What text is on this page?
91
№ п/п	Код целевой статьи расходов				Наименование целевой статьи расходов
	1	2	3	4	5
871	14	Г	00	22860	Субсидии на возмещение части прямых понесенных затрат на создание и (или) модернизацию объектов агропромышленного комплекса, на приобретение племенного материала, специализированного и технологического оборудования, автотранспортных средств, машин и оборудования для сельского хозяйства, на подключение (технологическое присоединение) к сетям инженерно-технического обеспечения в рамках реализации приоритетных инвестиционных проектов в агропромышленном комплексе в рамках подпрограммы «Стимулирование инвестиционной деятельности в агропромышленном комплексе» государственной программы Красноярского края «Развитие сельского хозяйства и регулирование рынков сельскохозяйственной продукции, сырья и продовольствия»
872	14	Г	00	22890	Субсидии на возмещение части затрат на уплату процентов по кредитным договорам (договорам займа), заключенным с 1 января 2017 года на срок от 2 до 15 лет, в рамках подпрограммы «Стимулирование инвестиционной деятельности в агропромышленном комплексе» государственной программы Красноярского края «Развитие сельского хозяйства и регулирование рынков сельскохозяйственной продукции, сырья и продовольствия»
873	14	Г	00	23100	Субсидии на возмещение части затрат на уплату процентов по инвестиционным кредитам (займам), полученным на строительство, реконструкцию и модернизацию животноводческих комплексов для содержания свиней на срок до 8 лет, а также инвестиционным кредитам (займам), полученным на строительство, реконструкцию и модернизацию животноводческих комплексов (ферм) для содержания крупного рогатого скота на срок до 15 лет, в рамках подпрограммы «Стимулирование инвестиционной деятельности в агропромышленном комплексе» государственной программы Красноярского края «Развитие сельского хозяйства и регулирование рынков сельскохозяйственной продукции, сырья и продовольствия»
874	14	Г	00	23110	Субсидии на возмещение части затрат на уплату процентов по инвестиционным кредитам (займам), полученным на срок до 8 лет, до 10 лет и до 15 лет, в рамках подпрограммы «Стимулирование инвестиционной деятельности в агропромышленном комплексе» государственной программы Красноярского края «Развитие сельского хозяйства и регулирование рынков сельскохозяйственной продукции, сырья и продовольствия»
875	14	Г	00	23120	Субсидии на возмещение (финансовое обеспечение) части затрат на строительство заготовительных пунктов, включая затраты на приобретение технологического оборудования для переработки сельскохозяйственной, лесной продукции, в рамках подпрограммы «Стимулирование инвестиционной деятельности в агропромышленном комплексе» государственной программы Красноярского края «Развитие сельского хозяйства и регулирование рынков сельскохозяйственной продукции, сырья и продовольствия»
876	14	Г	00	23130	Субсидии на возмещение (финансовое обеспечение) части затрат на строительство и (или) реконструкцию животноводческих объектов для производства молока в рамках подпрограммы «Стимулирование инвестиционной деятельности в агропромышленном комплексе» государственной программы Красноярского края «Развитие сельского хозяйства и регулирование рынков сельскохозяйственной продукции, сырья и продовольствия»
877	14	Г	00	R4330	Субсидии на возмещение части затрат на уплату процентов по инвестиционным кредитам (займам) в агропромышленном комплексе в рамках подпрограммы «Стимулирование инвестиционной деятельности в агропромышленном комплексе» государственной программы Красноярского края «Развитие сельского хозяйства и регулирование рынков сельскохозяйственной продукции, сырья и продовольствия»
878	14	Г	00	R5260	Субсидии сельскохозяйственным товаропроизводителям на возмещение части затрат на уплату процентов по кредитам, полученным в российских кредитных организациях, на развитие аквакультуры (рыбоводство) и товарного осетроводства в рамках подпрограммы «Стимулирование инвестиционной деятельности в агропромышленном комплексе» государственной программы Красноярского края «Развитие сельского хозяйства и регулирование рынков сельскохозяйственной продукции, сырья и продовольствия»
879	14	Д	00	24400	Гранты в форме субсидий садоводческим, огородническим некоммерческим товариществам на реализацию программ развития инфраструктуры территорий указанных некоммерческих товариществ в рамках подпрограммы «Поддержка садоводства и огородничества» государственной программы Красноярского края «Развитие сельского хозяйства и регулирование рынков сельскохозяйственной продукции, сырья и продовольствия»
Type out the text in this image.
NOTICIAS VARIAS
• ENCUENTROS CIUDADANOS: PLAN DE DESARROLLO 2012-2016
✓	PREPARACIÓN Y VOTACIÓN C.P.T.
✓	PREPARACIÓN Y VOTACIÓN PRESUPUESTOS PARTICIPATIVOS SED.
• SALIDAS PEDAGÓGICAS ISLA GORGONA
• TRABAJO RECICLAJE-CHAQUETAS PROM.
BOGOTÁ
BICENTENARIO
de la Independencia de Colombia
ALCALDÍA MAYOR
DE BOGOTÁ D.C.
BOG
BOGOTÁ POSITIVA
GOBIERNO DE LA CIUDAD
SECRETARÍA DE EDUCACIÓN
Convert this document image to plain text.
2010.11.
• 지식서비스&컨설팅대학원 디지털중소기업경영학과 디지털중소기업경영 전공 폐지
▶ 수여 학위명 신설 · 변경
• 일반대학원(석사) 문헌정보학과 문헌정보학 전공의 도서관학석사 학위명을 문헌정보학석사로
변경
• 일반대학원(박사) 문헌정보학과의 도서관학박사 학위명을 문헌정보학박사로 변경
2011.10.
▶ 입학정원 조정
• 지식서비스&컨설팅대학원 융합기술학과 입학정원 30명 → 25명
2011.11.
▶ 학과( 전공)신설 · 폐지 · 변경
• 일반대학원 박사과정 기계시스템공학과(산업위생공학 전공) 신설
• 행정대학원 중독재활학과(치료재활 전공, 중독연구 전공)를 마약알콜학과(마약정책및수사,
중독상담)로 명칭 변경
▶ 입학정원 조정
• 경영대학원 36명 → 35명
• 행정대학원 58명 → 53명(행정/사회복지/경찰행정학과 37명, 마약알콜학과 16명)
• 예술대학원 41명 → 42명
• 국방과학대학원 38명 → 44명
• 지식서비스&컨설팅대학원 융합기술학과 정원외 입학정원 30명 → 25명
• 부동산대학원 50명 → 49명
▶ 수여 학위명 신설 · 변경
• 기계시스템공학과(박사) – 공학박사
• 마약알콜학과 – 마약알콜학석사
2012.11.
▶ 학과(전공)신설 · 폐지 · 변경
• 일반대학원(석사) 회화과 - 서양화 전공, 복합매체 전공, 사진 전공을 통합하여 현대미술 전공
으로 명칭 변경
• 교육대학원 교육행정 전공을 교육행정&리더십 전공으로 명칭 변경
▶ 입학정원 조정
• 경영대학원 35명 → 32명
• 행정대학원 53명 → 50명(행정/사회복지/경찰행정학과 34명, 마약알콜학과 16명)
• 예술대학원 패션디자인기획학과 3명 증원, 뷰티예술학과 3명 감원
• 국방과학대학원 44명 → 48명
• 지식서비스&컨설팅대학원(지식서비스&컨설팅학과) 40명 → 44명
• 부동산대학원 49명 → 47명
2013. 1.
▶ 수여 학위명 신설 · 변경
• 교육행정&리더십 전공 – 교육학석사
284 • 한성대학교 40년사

Problem to work on: Write out the material from the first line to the last, exactly.

Result:
What text is on this page?
91
№ п/п	Код целевой статьи расходов				Наименование целевой статьи расходов
	1	2	3	4	5
871	14	Г	00	22860	Субсидии на возмещение части прямых понесенных затрат на создание и (или) модернизацию объектов агропромышленного комплекса, на приобретение племенного материала, специализированного и технологического оборудования, автотранспортных средств, машин и оборудования для сельского хозяйства, на подключение (технологическое присоединение) к сетям инженерно-технического обеспечения в рамках реализации приоритетных инвестиционных проектов в агропромышленном комплексе в рамках подпрограммы «Стимулирование инвестиционной деятельности в агропромышленном комплексе» государственной программы Красноярского края «Развитие сельского хозяйства и регулирование рынков сельскохозяйственной продукции, сырья и продовольствия»
872	14	Г	00	22890	Субсидии на возмещение части затрат на уплату процентов по кредитным договорам (договорам займа), заключенным с 1 января 2017 года на срок от 2 до 15 лет, в рамках подпрограммы «Стимулирование инвестиционной деятельности в агропромышленном комплексе» государственной программы Красноярского края «Развитие сельского хозяйства и регулирование рынков сельскохозяйственной продукции, сырья и продовольствия»
873	14	Г	00	23100	Субсидии на возмещение части затрат на уплату процентов по инвестиционным кредитам (займам), полученным на строительство, реконструкцию и модернизацию животноводческих комплексов для содержания свиней на срок до 8 лет, а также инвестиционным кредитам (займам), полученным на строительство, реконструкцию и модернизацию животноводческих комплексов (ферм) для содержания крупного рогатого скота на срок до 15 лет, в рамках подпрограммы «Стимулирование инвестиционной деятельности в агропромышленном комплексе» государственной программы Красноярского края «Развитие сельского хозяйства и регулирование рынков сельскохозяйственной продукции, сырья и продовольствия»
874	14	Г	00	23110	Субсидии на возмещение части затрат на уплату процентов по инвестиционным кредитам (займам), полученным на срок до 8 лет, до 10 лет и до 15 лет, в рамках подпрограммы «Стимулирование инвестиционной деятельности в агропромышленном комплексе» государственной программы Красноярского края «Развитие сельского хозяйства и регулирование рынков сельскохозяйственной продукции, сырья и продовольствия»
875	14	Г	00	23120	Субсидии на возмещение (финансовое обеспечение) части затрат на строительство заготовительных пунктов, включая затраты на приобретение технологического оборудования для переработки сельскохозяйственной, лесной продукции, в рамках подпрограммы «Стимулирование инвестиционной деятельности в агропромышленном комплексе» государственной программы Красноярского края «Развитие сельского хозяйства и регулирование рынков сельскохозяйственной продукции, сырья и продовольствия»
876	14	Г	00	23130	Субсидии на возмещение (финансовое обеспечение) части затрат на строительство и (или) реконструкцию животноводческих объектов для производства молока в рамках подпрограммы «Стимулирование инвестиционной деятельности в агропромышленном комплексе» государственной программы Красноярского края «Развитие сельского хозяйства и регулирование рынков сельскохозяйственной продукции, сырья и продовольствия»
877	14	Г	00	R4330	Субсидии на возмещение части затрат на уплату процентов по инвестиционным кредитам (займам) в агропромышленном комплексе в рамках подпрограммы «Стимулирование инвестиционной деятельности в агропромышленном комплексе» государственной программы Красноярского края «Развитие сельского хозяйства и регулирование рынков сельскохозяйственной продукции, сырья и продовольствия»
878	14	Г	00	R5260	Субсидии сельскохозяйственным товаропроизводителям на возмещение части затрат на уплату процентов по кредитам, полученным в российских кредитных организациях, на развитие аквакультуры (рыбоводство) и товарного осетроводства в рамках подпрограммы «Стимулирование инвестиционной деятельности в агропромышленном комплексе» государственной программы Красноярского края «Развитие сельского хозяйства и регулирование рынков сельскохозяйственной продукции, сырья и продовольствия»
879	14	Д	00	24400	Гранты в форме субсидий садоводческим, огородническим некоммерческим товариществам на реализацию программ развития инфраструктуры территорий указанных некоммерческих товариществ в рамках подпрограммы «Поддержка садоводства и огородничества» государственной программы Красноярского края «Развитие сельского хозяйства и регулирование рынков сельскохозяйственной продукции, сырья и продовольствия»
Type out the text in this image.
NOTICIAS VARIAS
• ENCUENTROS CIUDADANOS: PLAN DE DESARROLLO 2012-2016
✓	PREPARACIÓN Y VOTACIÓN C.P.T.
✓	PREPARACIÓN Y VOTACIÓN PRESUPUESTOS PARTICIPATIVOS SED.
• SALIDAS PEDAGÓGICAS ISLA GORGONA
• TRABAJO RECICLAJE-CHAQUETAS PROM.
BOGOTÁ
BICENTENARIO
de la Independencia de Colombia
ALCALDÍA MAYOR
DE BOGOTÁ D.C.
BOG
BOGOTÁ POSITIVA
GOBIERNO DE LA CIUDAD
SECRETARÍA DE EDUCACIÓN
Convert this document image to plain text.
2010.11.
• 지식서비스&컨설팅대학원 디지털중소기업경영학과 디지털중소기업경영 전공 폐지
▶ 수여 학위명 신설 · 변경
• 일반대학원(석사) 문헌정보학과 문헌정보학 전공의 도서관학석사 학위명을 문헌정보학석사로
변경
• 일반대학원(박사) 문헌정보학과의 도서관학박사 학위명을 문헌정보학박사로 변경
2011.10.
▶ 입학정원 조정
• 지식서비스&컨설팅대학원 융합기술학과 입학정원 30명 → 25명
2011.11.
▶ 학과( 전공)신설 · 폐지 · 변경
• 일반대학원 박사과정 기계시스템공학과(산업위생공학 전공) 신설
• 행정대학원 중독재활학과(치료재활 전공, 중독연구 전공)를 마약알콜학과(마약정책및수사,
중독상담)로 명칭 변경
▶ 입학정원 조정
• 경영대학원 36명 → 35명
• 행정대학원 58명 → 53명(행정/사회복지/경찰행정학과 37명, 마약알콜학과 16명)
• 예술대학원 41명 → 42명
• 국방과학대학원 38명 → 44명
• 지식서비스&컨설팅대학원 융합기술학과 정원외 입학정원 30명 → 25명
• 부동산대학원 50명 → 49명
▶ 수여 학위명 신설 · 변경
• 기계시스템공학과(박사) – 공학박사
• 마약알콜학과 – 마약알콜학석사
2012.11.
▶ 학과(전공)신설 · 폐지 · 변경
• 일반대학원(석사) 회화과 - 서양화 전공, 복합매체 전공, 사진 전공을 통합하여 현대미술 전공
으로 명칭 변경
• 교육대학원 교육행정 전공을 교육행정&리더십 전공으로 명칭 변경
▶ 입학정원 조정
• 경영대학원 35명 → 32명
• 행정대학원 53명 → 50명(행정/사회복지/경찰행정학과 34명, 마약알콜학과 16명)
• 예술대학원 패션디자인기획학과 3명 증원, 뷰티예술학과 3명 감원
• 국방과학대학원 44명 → 48명
• 지식서비스&컨설팅대학원(지식서비스&컨설팅학과) 40명 → 44명
• 부동산대학원 49명 → 47명
2013. 1.
▶ 수여 학위명 신설 · 변경
• 교육행정&리더십 전공 – 교육학석사
284 • 한성대학교 40년사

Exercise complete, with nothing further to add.